WHAT YOU WILL DO:
Output all lines exactly.

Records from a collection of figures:
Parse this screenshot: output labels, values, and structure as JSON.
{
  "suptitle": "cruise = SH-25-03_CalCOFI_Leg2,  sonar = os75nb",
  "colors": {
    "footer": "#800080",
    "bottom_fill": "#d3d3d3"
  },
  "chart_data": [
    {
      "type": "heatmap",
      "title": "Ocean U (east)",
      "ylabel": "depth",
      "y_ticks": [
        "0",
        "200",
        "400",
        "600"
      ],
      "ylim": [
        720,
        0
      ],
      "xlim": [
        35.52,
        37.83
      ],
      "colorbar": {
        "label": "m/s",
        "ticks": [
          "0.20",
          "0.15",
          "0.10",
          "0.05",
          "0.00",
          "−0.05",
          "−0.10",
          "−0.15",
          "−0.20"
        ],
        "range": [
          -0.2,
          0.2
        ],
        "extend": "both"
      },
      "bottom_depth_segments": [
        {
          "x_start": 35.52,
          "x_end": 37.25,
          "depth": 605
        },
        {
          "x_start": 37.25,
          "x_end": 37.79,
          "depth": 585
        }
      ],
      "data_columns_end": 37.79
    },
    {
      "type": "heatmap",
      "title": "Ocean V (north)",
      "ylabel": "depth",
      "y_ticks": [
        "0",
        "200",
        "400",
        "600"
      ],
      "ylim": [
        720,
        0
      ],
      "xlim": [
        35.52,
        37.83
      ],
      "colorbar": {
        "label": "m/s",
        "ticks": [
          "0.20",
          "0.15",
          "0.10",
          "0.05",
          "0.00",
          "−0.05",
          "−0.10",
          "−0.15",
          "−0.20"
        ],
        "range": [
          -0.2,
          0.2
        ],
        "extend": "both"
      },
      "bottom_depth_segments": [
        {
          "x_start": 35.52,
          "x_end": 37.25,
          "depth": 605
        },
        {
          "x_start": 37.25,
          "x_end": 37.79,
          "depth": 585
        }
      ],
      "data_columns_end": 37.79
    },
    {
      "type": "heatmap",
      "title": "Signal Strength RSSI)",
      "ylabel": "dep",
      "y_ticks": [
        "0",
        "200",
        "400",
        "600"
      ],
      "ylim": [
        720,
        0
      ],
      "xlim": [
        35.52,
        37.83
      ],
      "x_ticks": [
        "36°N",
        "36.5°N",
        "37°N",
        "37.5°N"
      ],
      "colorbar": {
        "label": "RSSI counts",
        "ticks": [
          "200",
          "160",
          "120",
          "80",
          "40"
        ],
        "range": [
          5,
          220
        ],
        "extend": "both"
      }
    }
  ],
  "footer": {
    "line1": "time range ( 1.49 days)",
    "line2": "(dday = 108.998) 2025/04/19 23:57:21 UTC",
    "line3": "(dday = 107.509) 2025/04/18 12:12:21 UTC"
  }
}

RESULT:
Parse this screenshot: output labels, values, and structure as JSON.
{
  "suptitle": "cruise = SH-25-03_CalCOFI_Leg2,  sonar = os75nb",
  "colors": {
    "footer": "#800080",
    "bottom_fill": "#d3d3d3"
  },
  "chart_data": [
    {
      "type": "heatmap",
      "title": "Ocean U (east)",
      "ylabel": "depth",
      "y_ticks": [
        "0",
        "200",
        "400",
        "600"
      ],
      "ylim": [
        720,
        0
      ],
      "xlim": [
        35.52,
        37.83
      ],
      "colorbar": {
        "label": "m/s",
        "ticks": [
          "0.20",
          "0.15",
          "0.10",
          "0.05",
          "0.00",
          "−0.05",
          "−0.10",
          "−0.15",
          "−0.20"
        ],
        "range": [
          -0.2,
          0.2
        ],
        "extend": "both"
      },
      "bottom_depth_segments": [
        {
          "x_start": 35.52,
          "x_end": 37.25,
          "depth": 605
        },
        {
          "x_start": 37.25,
          "x_end": 37.79,
          "depth": 585
        }
      ],
      "data_columns_end": 37.79
    },
    {
      "type": "heatmap",
      "title": "Ocean V (north)",
      "ylabel": "depth",
      "y_ticks": [
        "0",
        "200",
        "400",
        "600"
      ],
      "ylim": [
        720,
        0
      ],
      "xlim": [
        35.52,
        37.83
      ],
      "colorbar": {
        "label": "m/s",
        "ticks": [
          "0.20",
          "0.15",
          "0.10",
          "0.05",
          "0.00",
          "−0.05",
          "−0.10",
          "−0.15",
          "−0.20"
        ],
        "range": [
          -0.2,
          0.2
        ],
        "extend": "both"
      },
      "bottom_depth_segments": [
        {
          "x_start": 35.52,
          "x_end": 37.25,
          "depth": 605
        },
        {
          "x_start": 37.25,
          "x_end": 37.79,
          "depth": 585
        }
      ],
      "data_columns_end": 37.79
    },
    {
      "type": "heatmap",
      "title": "Signal Strength RSSI)",
      "ylabel": "dep",
      "y_ticks": [
        "0",
        "200",
        "400",
        "600"
      ],
      "ylim": [
        720,
        0
      ],
      "xlim": [
        35.52,
        37.83
      ],
      "x_ticks": [
        "36°N",
        "36.5°N",
        "37°N",
        "37.5°N"
      ],
      "colorbar": {
        "label": "RSSI counts",
        "ticks": [
          "200",
          "160",
          "120",
          "80",
          "40"
        ],
        "range": [
          5,
          220
        ],
        "extend": "both"
      }
    }
  ],
  "footer": {
    "line1": "time range ( 1.49 days)",
    "line2": "(dday = 108.998) 2025/04/19 23:57:21 UTC",
    "line3": "(dday = 107.509) 2025/04/18 12:12:21 UTC"
  }
}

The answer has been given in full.